Your task
Select all lines in the records that include "الحاجة".

[Records from a data collection]
-.-.-

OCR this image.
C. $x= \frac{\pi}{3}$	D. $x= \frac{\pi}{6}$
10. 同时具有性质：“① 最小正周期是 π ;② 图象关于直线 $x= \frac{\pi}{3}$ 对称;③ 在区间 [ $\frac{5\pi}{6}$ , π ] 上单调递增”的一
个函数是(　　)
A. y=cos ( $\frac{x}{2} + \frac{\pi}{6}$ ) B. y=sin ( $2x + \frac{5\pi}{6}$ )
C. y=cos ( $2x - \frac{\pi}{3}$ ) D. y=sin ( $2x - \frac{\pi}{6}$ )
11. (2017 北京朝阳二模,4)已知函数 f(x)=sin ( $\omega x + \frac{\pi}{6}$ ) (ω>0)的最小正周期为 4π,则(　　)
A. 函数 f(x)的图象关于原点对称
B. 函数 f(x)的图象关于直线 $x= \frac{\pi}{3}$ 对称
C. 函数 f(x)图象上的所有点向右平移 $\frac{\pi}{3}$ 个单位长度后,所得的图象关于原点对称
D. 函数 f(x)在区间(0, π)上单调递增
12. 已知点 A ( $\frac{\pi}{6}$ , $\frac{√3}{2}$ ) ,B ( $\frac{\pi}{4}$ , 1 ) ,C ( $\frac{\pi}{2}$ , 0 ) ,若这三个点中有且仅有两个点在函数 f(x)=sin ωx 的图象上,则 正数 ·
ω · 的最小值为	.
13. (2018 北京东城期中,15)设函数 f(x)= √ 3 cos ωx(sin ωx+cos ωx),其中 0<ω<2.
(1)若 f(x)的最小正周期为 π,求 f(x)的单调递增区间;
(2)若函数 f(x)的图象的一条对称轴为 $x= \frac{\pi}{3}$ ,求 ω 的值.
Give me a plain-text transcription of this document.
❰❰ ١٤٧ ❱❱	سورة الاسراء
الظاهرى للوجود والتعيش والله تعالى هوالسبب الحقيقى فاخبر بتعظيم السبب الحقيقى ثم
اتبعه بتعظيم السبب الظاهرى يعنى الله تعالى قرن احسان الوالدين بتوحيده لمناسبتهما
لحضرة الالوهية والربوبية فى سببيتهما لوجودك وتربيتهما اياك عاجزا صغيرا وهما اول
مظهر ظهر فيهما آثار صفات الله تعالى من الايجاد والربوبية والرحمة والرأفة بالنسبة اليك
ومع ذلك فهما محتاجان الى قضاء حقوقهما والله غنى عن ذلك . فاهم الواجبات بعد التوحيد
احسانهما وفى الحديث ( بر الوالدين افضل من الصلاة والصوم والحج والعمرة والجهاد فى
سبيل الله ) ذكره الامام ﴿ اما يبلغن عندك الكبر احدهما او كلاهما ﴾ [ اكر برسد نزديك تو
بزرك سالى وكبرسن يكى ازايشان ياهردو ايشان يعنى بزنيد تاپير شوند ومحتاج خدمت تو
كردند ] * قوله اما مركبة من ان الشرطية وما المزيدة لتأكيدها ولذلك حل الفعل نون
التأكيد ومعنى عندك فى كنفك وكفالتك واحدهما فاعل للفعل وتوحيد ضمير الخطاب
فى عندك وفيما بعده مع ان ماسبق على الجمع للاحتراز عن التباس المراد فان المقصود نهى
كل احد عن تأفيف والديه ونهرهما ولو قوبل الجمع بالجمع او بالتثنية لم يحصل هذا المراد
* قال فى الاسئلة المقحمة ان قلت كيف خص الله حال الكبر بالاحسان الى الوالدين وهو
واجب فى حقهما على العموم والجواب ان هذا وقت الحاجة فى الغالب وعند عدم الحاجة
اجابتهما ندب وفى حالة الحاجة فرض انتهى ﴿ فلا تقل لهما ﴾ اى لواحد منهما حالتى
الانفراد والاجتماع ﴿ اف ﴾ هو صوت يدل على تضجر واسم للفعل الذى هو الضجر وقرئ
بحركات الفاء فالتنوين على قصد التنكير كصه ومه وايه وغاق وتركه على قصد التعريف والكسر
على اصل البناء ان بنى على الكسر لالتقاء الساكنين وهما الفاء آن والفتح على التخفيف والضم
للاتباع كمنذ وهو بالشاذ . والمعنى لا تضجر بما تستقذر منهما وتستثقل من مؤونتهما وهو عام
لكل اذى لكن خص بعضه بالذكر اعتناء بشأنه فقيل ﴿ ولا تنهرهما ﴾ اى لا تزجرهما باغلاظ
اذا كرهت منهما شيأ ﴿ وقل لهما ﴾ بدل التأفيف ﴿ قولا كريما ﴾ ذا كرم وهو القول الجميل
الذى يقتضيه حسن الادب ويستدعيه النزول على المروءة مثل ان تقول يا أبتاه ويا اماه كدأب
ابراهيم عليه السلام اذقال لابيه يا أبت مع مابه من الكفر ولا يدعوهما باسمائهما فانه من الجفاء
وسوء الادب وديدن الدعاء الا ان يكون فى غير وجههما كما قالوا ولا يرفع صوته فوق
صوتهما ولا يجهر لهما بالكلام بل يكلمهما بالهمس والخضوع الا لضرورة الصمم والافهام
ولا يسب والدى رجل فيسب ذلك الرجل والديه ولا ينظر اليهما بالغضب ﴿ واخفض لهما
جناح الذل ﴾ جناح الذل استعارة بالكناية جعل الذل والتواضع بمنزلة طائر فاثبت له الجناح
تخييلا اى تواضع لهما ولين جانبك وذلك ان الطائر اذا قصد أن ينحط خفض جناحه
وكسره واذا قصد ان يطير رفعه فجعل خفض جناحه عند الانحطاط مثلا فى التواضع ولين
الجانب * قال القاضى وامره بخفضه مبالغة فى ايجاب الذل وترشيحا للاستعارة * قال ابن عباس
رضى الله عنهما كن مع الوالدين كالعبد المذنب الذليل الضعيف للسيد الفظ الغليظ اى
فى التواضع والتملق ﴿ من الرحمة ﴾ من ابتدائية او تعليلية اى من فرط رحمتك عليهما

-.-.-

Solution to the exercise
واجب فى حقهما على العموم والجواب ان هذا وقت الحاجة فى الغالب وعند عدم الحاجة
اجابتهما ندب وفى حالة الحاجة فرض انتهى ﴿ فلا تقل لهما ﴾ اى لواحد منهما حالتى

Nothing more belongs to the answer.